Dataset rows about figures
● ● ●

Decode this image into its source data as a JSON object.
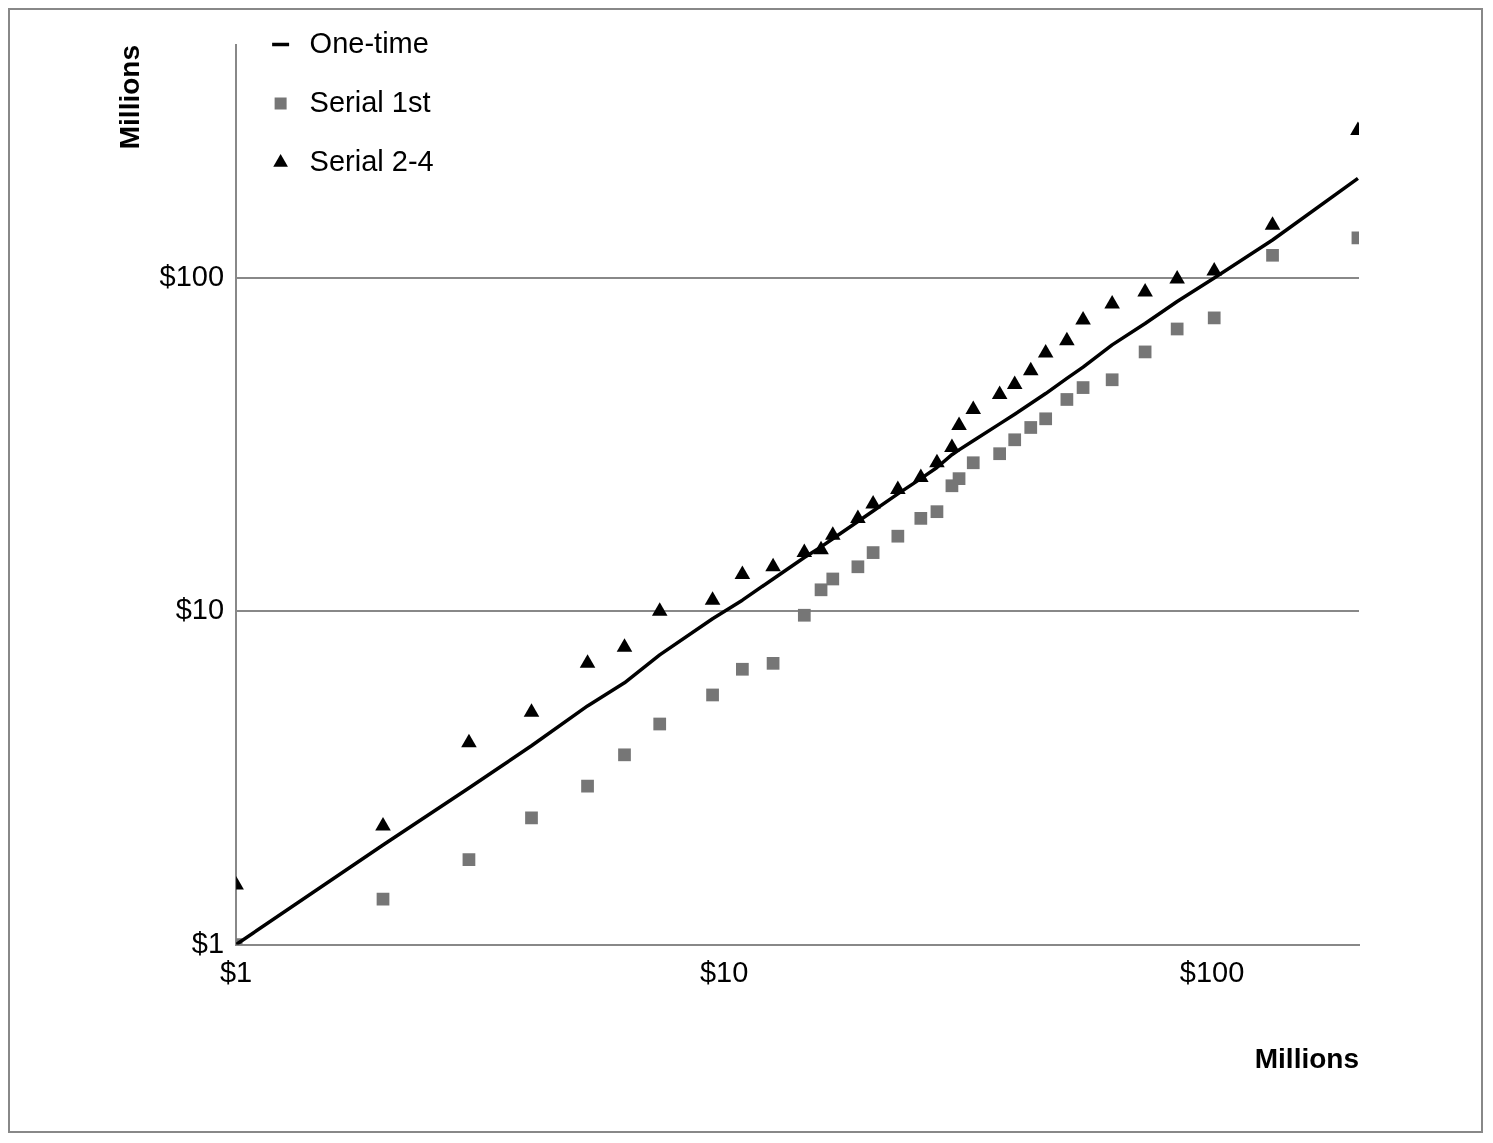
{
  "chart_data": {
    "type": "scatter",
    "xlabel": "Millions",
    "ylabel": "Millions",
    "log": "xy",
    "xlim": [
      1,
      200
    ],
    "ylim": [
      1,
      500
    ],
    "xticks": [
      {
        "value": 1,
        "label": "$1"
      },
      {
        "value": 10,
        "label": "$10"
      },
      {
        "value": 100,
        "label": "$100"
      }
    ],
    "yticks": [
      {
        "value": 1,
        "label": "$1"
      },
      {
        "value": 10,
        "label": "$10"
      },
      {
        "value": 100,
        "label": "$100"
      }
    ],
    "grid": "y",
    "legend": "top left",
    "x": [
      1,
      2.0,
      3.0,
      4.03,
      5.25,
      6.25,
      7.38,
      9.47,
      10.9,
      12.6,
      14.6,
      15.8,
      16.7,
      18.8,
      20.2,
      22.7,
      25.3,
      27.3,
      29.3,
      30.3,
      32.4,
      36.7,
      39.4,
      42.5,
      45.6,
      50.4,
      54.4,
      62.4,
      72.9,
      84.8,
      101,
      133,
      199
    ],
    "series": [
      {
        "name": "One-time",
        "type": "line",
        "marker": "none",
        "line_style": "solid",
        "color": "#000000",
        "values": [
          1,
          1.99,
          2.95,
          3.95,
          5.2,
          6.1,
          7.4,
          9.5,
          10.8,
          12.5,
          14.5,
          15.6,
          16.5,
          18.6,
          20,
          22.5,
          25,
          27,
          29.5,
          30.5,
          32.5,
          36.5,
          39,
          42,
          45,
          50,
          54,
          63,
          73,
          85,
          100,
          130,
          199
        ]
      },
      {
        "name": "Serial 1st",
        "marker": "square",
        "color": "#767676",
        "values": [
          1,
          1.37,
          1.8,
          2.4,
          2.99,
          3.71,
          4.59,
          5.61,
          6.7,
          6.98,
          9.73,
          11.6,
          12.5,
          13.6,
          15,
          16.8,
          19,
          19.9,
          23.8,
          25,
          27.9,
          29.7,
          32.7,
          35.6,
          37.8,
          43.2,
          46.9,
          49.5,
          60,
          70.3,
          75.9,
          117,
          132
        ]
      },
      {
        "name": "Serial 2-4",
        "marker": "triangle",
        "color": "#000000",
        "values": [
          1.51,
          2.27,
          4.03,
          4.98,
          6.98,
          7.8,
          10,
          10.8,
          12.9,
          13.6,
          15,
          15.3,
          16.9,
          19,
          21,
          23.2,
          25.2,
          27.9,
          31,
          36.1,
          40.3,
          44.7,
          47.9,
          52.7,
          59.6,
          64.8,
          74.8,
          83.6,
          90.8,
          99.3,
          105,
          144,
          277
        ]
      }
    ]
  }
}
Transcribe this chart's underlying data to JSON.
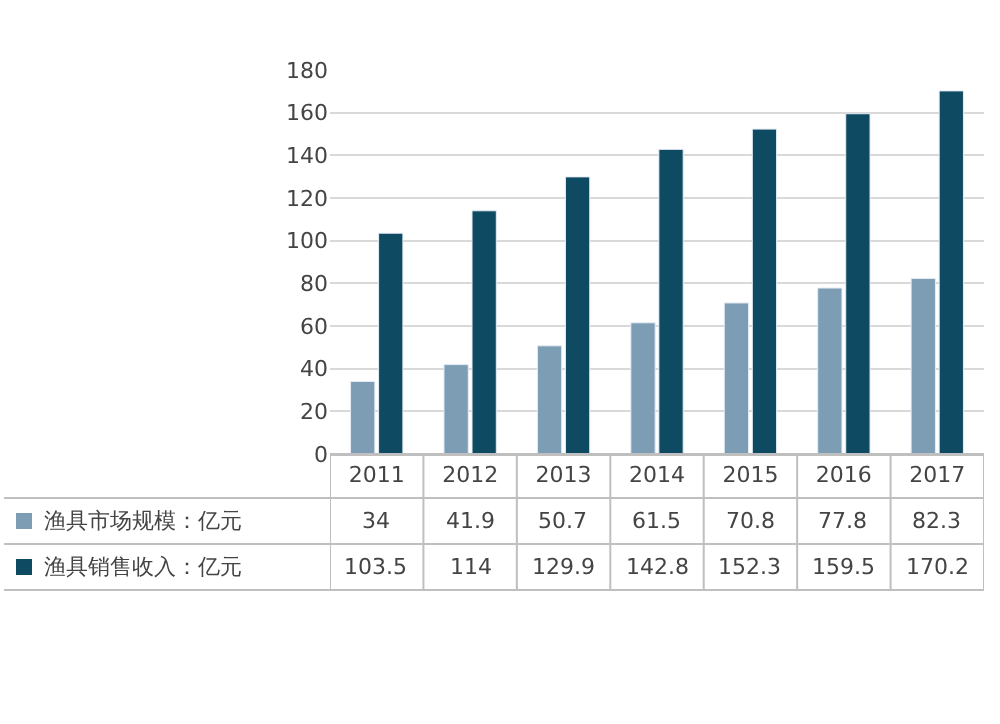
{
  "chart_data": {
    "type": "bar",
    "categories": [
      "2011",
      "2012",
      "2013",
      "2014",
      "2015",
      "2016",
      "2017"
    ],
    "series": [
      {
        "name": "渔具市场规模：亿元",
        "color": "#7c9db3",
        "values": [
          34,
          41.9,
          50.7,
          61.5,
          70.8,
          77.8,
          82.3
        ]
      },
      {
        "name": "渔具销售收入：亿元",
        "color": "#0e4a62",
        "values": [
          103.5,
          114,
          129.9,
          142.8,
          152.3,
          159.5,
          170.2
        ]
      }
    ],
    "ylim": [
      0,
      180
    ],
    "yticks": [
      0,
      20,
      40,
      60,
      80,
      100,
      120,
      140,
      160,
      180
    ],
    "grid": "y",
    "legend": "bottom",
    "data_labels": true
  }
}
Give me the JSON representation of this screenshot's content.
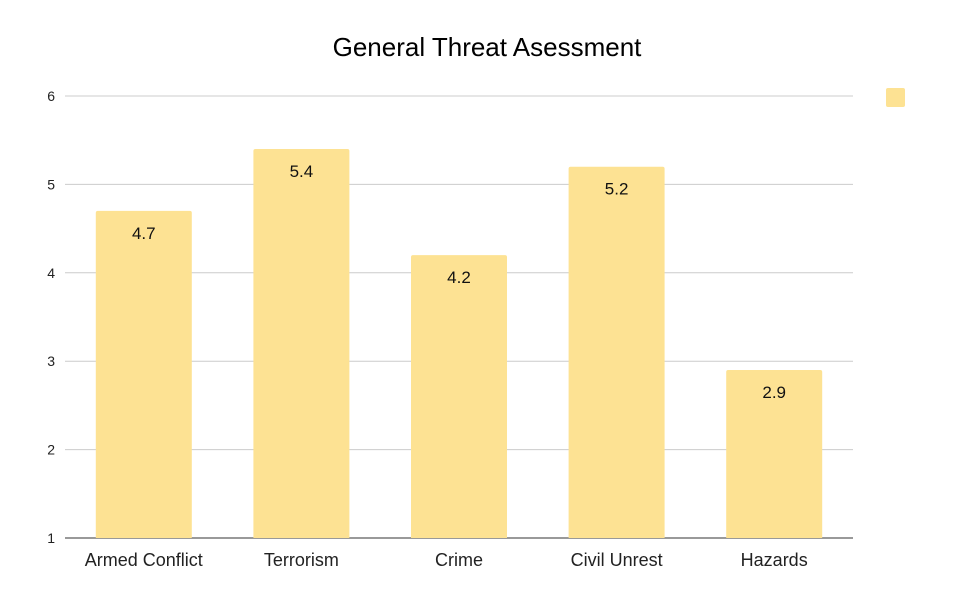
{
  "chart_data": {
    "type": "bar",
    "title": "General Threat Asessment",
    "categories": [
      "Armed Conflict",
      "Terrorism",
      "Crime",
      "Civil Unrest",
      "Hazards"
    ],
    "values": [
      4.7,
      5.4,
      4.2,
      5.2,
      2.9
    ],
    "data_labels": [
      "4.7",
      "5.4",
      "4.2",
      "5.2",
      "2.9"
    ],
    "ylim": [
      1,
      6
    ],
    "yticks": [
      "1",
      "2",
      "3",
      "4",
      "5",
      "6"
    ],
    "grid": true,
    "legend": "top-right",
    "bar_color": "#fde293"
  }
}
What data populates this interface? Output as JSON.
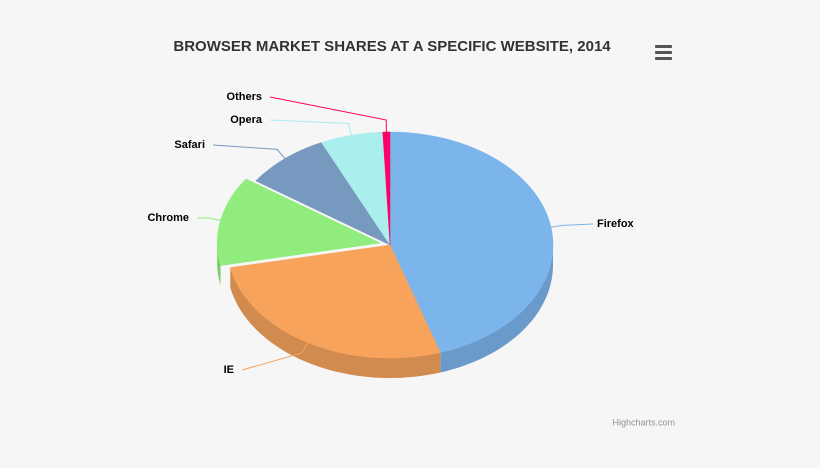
{
  "chart_data": {
    "type": "pie",
    "title": "BROWSER MARKET SHARES AT A SPECIFIC WEBSITE, 2014",
    "categories": [
      "Firefox",
      "IE",
      "Chrome",
      "Safari",
      "Opera",
      "Others"
    ],
    "values": [
      45.0,
      26.8,
      12.8,
      8.5,
      6.2,
      0.7
    ],
    "colors": [
      "#7cb5ec",
      "#f7a35c",
      "#90ed7d",
      "#7798bf",
      "#aaeeee",
      "#ff0066"
    ],
    "credits": "Highcharts.com"
  }
}
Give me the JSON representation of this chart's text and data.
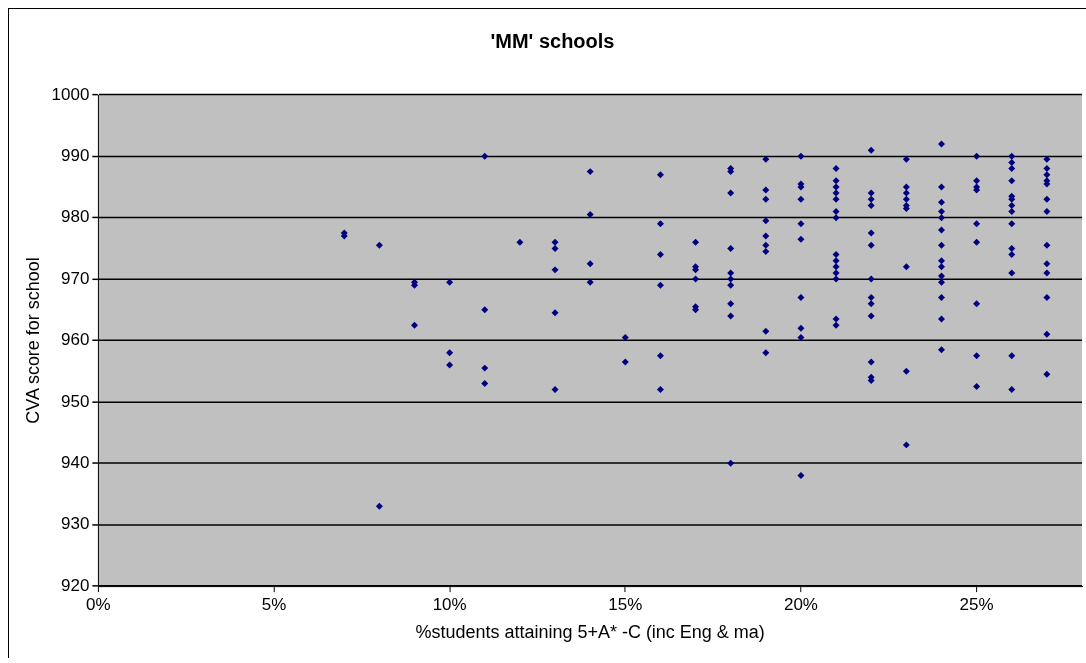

● ● ●

-- EXERCISE AIM --
Pictures excluded, quote all the data above exactly.

-- EXPECTED OUTPUT --
Decode this image into its source data as a JSON object.
{
  "chart_data": {
    "type": "scatter",
    "xlabel": "Millions",
    "ylabel": "Millions",
    "log": "xy",
    "xlim": [
      1,
      200
    ],
    "ylim": [
      1,
      500
    ],
    "xticks": [
      {
        "value": 1,
        "label": "$1"
      },
      {
        "value": 10,
        "label": "$10"
      },
      {
        "value": 100,
        "label": "$100"
      }
    ],
    "yticks": [
      {
        "value": 1,
        "label": "$1"
      },
      {
        "value": 10,
        "label": "$10"
      },
      {
        "value": 100,
        "label": "$100"
      }
    ],
    "grid": "y",
    "legend": "top left",
    "x": [
      1,
      2.0,
      3.0,
      4.03,
      5.25,
      6.25,
      7.38,
      9.47,
      10.9,
      12.6,
      14.6,
      15.8,
      16.7,
      18.8,
      20.2,
      22.7,
      25.3,
      27.3,
      29.3,
      30.3,
      32.4,
      36.7,
      39.4,
      42.5,
      45.6,
      50.4,
      54.4,
      62.4,
      72.9,
      84.8,
      101,
      133,
      199
    ],
    "series": [
      {
        "name": "One-time",
        "type": "line",
        "marker": "none",
        "line_style": "solid",
        "color": "#000000",
        "values": [
          1,
          1.99,
          2.95,
          3.95,
          5.2,
          6.1,
          7.4,
          9.5,
          10.8,
          12.5,
          14.5,
          15.6,
          16.5,
          18.6,
          20,
          22.5,
          25,
          27,
          29.5,
          30.5,
          32.5,
          36.5,
          39,
          42,
          45,
          50,
          54,
          63,
          73,
          85,
          100,
          130,
          199
        ]
      },
      {
        "name": "Serial 1st",
        "marker": "square",
        "color": "#767676",
        "values": [
          1,
          1.37,
          1.8,
          2.4,
          2.99,
          3.71,
          4.59,
          5.61,
          6.7,
          6.98,
          9.73,
          11.6,
          12.5,
          13.6,
          15,
          16.8,
          19,
          19.9,
          23.8,
          25,
          27.9,
          29.7,
          32.7,
          35.6,
          37.8,
          43.2,
          46.9,
          49.5,
          60,
          70.3,
          75.9,
          117,
          132
        ]
      },
      {
        "name": "Serial 2-4",
        "marker": "triangle",
        "color": "#000000",
        "values": [
          1.51,
          2.27,
          4.03,
          4.98,
          6.98,
          7.8,
          10,
          10.8,
          12.9,
          13.6,
          15,
          15.3,
          16.9,
          19,
          21,
          23.2,
          25.2,
          27.9,
          31,
          36.1,
          40.3,
          44.7,
          47.9,
          52.7,
          59.6,
          64.8,
          74.8,
          83.6,
          90.8,
          99.3,
          105,
          144,
          277
        ]
      }
    ]
  }
}
Transcribe this chart's underlying data to JSON.
{
  "chart_data": {
    "type": "bar",
    "categories": [
      "2011",
      "2012",
      "2013",
      "2014",
      "2015",
      "2016",
      "2017"
    ],
    "series": [
      {
        "name": "渔具市场规模：亿元",
        "color": "#7c9db3",
        "values": [
          34,
          41.9,
          50.7,
          61.5,
          70.8,
          77.8,
          82.3
        ]
      },
      {
        "name": "渔具销售收入：亿元",
        "color": "#0e4a62",
        "values": [
          103.5,
          114,
          129.9,
          142.8,
          152.3,
          159.5,
          170.2
        ]
      }
    ],
    "ylim": [
      0,
      180
    ],
    "yticks": [
      0,
      20,
      40,
      60,
      80,
      100,
      120,
      140,
      160,
      180
    ],
    "grid": "y",
    "legend": "bottom",
    "data_labels": true
  }
}
Give me the JSON representation of this screenshot's content.
{
  "chart_data": {
    "type": "bar",
    "title": "General Threat Asessment",
    "categories": [
      "Armed Conflict",
      "Terrorism",
      "Crime",
      "Civil Unrest",
      "Hazards"
    ],
    "values": [
      4.7,
      5.4,
      4.2,
      5.2,
      2.9
    ],
    "data_labels": [
      "4.7",
      "5.4",
      "4.2",
      "5.2",
      "2.9"
    ],
    "ylim": [
      1,
      6
    ],
    "yticks": [
      "1",
      "2",
      "3",
      "4",
      "5",
      "6"
    ],
    "grid": true,
    "legend": "top-right",
    "bar_color": "#fde293"
  }
}
What data populates this interface? Output as JSON.
{
  "chart_data": {
    "type": "pie",
    "title": "BROWSER MARKET SHARES AT A SPECIFIC WEBSITE, 2014",
    "categories": [
      "Firefox",
      "IE",
      "Chrome",
      "Safari",
      "Opera",
      "Others"
    ],
    "values": [
      45.0,
      26.8,
      12.8,
      8.5,
      6.2,
      0.7
    ],
    "colors": [
      "#7cb5ec",
      "#f7a35c",
      "#90ed7d",
      "#7798bf",
      "#aaeeee",
      "#ff0066"
    ],
    "credits": "Highcharts.com"
  }
}
Give me the JSON representation of this chart's text and data.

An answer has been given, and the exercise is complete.